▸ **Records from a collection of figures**
-- begin --
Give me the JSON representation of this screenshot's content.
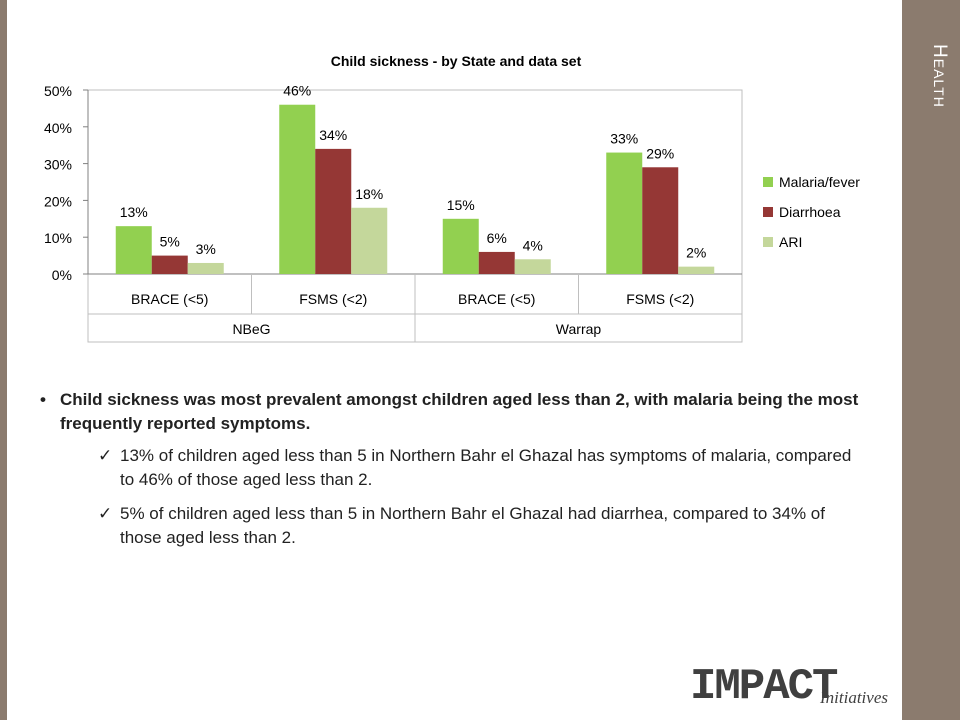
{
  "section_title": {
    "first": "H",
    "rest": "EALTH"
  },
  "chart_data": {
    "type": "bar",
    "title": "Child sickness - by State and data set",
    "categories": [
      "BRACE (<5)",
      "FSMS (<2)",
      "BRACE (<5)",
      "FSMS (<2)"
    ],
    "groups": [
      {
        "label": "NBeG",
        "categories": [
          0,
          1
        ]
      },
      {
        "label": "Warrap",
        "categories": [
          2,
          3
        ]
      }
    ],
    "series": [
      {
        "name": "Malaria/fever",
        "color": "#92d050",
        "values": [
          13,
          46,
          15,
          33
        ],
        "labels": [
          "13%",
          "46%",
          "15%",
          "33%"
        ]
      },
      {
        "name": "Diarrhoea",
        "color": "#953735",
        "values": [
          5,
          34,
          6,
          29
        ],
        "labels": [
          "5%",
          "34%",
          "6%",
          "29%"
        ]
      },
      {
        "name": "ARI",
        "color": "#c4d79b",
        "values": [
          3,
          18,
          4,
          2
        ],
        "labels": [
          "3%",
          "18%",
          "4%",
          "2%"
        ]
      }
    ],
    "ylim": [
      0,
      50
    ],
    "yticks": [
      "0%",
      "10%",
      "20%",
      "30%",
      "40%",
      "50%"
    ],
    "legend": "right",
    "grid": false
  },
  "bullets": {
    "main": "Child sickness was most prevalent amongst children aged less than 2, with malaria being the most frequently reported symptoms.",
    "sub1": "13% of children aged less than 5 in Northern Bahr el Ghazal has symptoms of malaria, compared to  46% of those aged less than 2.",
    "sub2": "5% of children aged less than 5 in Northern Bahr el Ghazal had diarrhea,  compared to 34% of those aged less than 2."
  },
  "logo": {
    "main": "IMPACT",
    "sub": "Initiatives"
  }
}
-- end --
▸ **Exercise task**
Scan the listing above and copy all lines containing the word "color".

▸ **Answer to this task**
        "color": "#92d050",
        "color": "#953735",
        "color": "#c4d79b",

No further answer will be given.